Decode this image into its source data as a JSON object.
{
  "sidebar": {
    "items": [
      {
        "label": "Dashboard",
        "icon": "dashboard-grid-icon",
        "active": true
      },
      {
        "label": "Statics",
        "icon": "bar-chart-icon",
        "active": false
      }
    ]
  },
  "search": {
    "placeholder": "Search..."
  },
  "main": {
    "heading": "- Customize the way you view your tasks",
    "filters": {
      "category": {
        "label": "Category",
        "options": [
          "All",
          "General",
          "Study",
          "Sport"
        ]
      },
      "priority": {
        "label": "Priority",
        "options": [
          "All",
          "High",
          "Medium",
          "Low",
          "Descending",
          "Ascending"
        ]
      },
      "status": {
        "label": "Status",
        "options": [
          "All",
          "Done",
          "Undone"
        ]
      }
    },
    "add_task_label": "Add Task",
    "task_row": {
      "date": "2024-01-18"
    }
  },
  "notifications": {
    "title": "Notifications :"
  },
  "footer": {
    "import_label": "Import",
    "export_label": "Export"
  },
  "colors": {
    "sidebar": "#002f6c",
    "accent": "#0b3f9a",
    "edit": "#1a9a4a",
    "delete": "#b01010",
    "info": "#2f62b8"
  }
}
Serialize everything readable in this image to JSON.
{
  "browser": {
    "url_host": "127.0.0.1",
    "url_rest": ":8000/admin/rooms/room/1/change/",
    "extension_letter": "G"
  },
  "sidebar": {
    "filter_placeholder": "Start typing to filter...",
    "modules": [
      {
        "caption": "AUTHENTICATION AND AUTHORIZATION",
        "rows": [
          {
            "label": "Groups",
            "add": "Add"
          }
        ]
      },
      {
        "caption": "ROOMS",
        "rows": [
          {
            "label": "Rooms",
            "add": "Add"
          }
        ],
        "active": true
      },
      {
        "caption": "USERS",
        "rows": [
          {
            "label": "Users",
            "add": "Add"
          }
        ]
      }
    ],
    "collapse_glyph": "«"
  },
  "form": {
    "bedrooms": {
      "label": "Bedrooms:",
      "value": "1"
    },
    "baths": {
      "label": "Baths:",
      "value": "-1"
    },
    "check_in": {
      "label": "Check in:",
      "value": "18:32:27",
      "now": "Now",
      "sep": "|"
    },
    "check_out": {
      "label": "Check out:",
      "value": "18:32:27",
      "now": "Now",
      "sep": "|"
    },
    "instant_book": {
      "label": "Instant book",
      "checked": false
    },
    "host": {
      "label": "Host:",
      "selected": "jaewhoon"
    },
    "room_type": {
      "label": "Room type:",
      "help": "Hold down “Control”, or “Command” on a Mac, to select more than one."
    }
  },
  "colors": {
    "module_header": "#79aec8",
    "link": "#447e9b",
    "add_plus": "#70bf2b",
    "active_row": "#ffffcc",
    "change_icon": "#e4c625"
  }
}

■ Your goal: Retype the listing exactly, in full.

■ Exercise solution:
Decode this image into its source data as a JSON object.
{
  "sidebar": {
    "items": [
      {
        "label": "Dashboard",
        "icon": "dashboard-grid-icon",
        "active": true
      },
      {
        "label": "Statics",
        "icon": "bar-chart-icon",
        "active": false
      }
    ]
  },
  "search": {
    "placeholder": "Search..."
  },
  "main": {
    "heading": "- Customize the way you view your tasks",
    "filters": {
      "category": {
        "label": "Category",
        "options": [
          "All",
          "General",
          "Study",
          "Sport"
        ]
      },
      "priority": {
        "label": "Priority",
        "options": [
          "All",
          "High",
          "Medium",
          "Low",
          "Descending",
          "Ascending"
        ]
      },
      "status": {
        "label": "Status",
        "options": [
          "All",
          "Done",
          "Undone"
        ]
      }
    },
    "add_task_label": "Add Task",
    "task_row": {
      "date": "2024-01-18"
    }
  },
  "notifications": {
    "title": "Notifications :"
  },
  "footer": {
    "import_label": "Import",
    "export_label": "Export"
  },
  "colors": {
    "sidebar": "#002f6c",
    "accent": "#0b3f9a",
    "edit": "#1a9a4a",
    "delete": "#b01010",
    "info": "#2f62b8"
  }
}
Serialize everything readable in this image to JSON.
{
  "browser": {
    "url_host": "127.0.0.1",
    "url_rest": ":8000/admin/rooms/room/1/change/",
    "extension_letter": "G"
  },
  "sidebar": {
    "filter_placeholder": "Start typing to filter...",
    "modules": [
      {
        "caption": "AUTHENTICATION AND AUTHORIZATION",
        "rows": [
          {
            "label": "Groups",
            "add": "Add"
          }
        ]
      },
      {
        "caption": "ROOMS",
        "rows": [
          {
            "label": "Rooms",
            "add": "Add"
          }
        ],
        "active": true
      },
      {
        "caption": "USERS",
        "rows": [
          {
            "label": "Users",
            "add": "Add"
          }
        ]
      }
    ],
    "collapse_glyph": "«"
  },
  "form": {
    "bedrooms": {
      "label": "Bedrooms:",
      "value": "1"
    },
    "baths": {
      "label": "Baths:",
      "value": "-1"
    },
    "check_in": {
      "label": "Check in:",
      "value": "18:32:27",
      "now": "Now",
      "sep": "|"
    },
    "check_out": {
      "label": "Check out:",
      "value": "18:32:27",
      "now": "Now",
      "sep": "|"
    },
    "instant_book": {
      "label": "Instant book",
      "checked": false
    },
    "host": {
      "label": "Host:",
      "selected": "jaewhoon"
    },
    "room_type": {
      "label": "Room type:",
      "help": "Hold down “Control”, or “Command” on a Mac, to select more than one."
    }
  },
  "colors": {
    "module_header": "#79aec8",
    "link": "#447e9b",
    "add_plus": "#70bf2b",
    "active_row": "#ffffcc",
    "change_icon": "#e4c625"
  }
}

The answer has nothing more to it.